EXERCISE DETAILS:
Out of the lines below, please list those that hold the string "costs".

## BEGIN DATA TO PROCESS

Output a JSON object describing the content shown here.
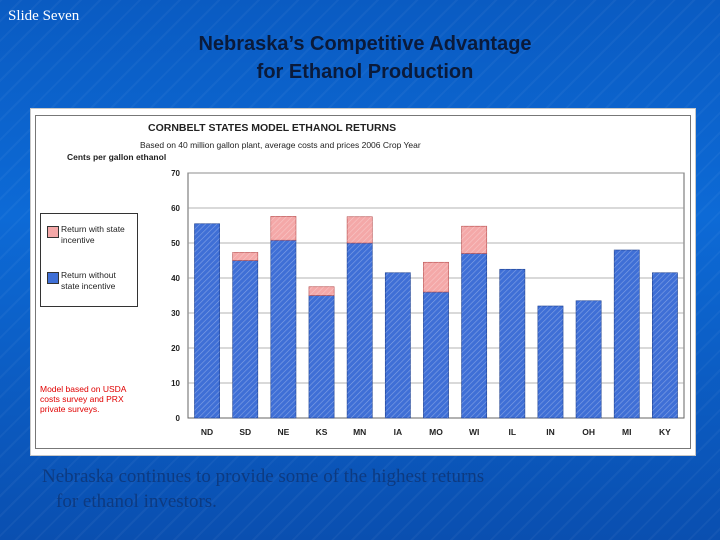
{
  "slide": {
    "label": "Slide Seven",
    "title_line1": "Nebraska’s Competitive Advantage",
    "title_line2": "for Ethanol Production",
    "body_line1": "Nebraska continues to provide some of the highest returns",
    "body_line2": "for ethanol investors."
  },
  "chart_data": {
    "type": "bar",
    "stacked": true,
    "title": "CORNBELT STATES MODEL ETHANOL RETURNS",
    "subtitle": "Based on 40 million gallon plant, average costs and prices 2006 Crop Year",
    "ylabel": "Cents per gallon ethanol",
    "xlabel": "",
    "ylim": [
      0,
      70
    ],
    "yticks": [
      0,
      10,
      20,
      30,
      40,
      50,
      60,
      70
    ],
    "grid": true,
    "legend_position": "left",
    "categories": [
      "ND",
      "SD",
      "NE",
      "KS",
      "MN",
      "IA",
      "MO",
      "WI",
      "IL",
      "IN",
      "OH",
      "MI",
      "KY"
    ],
    "series": [
      {
        "name": "Return without state incentive",
        "color": "#3f6fd6",
        "values": [
          55.5,
          45,
          50.8,
          35,
          50,
          41.5,
          36,
          47,
          42.5,
          32,
          33.5,
          48,
          41.5
        ]
      },
      {
        "name": "Return with state incentive",
        "color": "#f4a8a8",
        "values": [
          0,
          2.3,
          6.8,
          2.5,
          7.5,
          0,
          8.5,
          7.8,
          0,
          0,
          0,
          0,
          0
        ]
      }
    ],
    "note": "Model based on USDA costs survey and PRX private surveys."
  }
}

## END DATA TO PROCESS

WRITTEN ANSWER:
    "subtitle": "Based on 40 million gallon plant, average costs and prices 2006 Crop Year",
    "note": "Model based on USDA costs survey and PRX private surveys."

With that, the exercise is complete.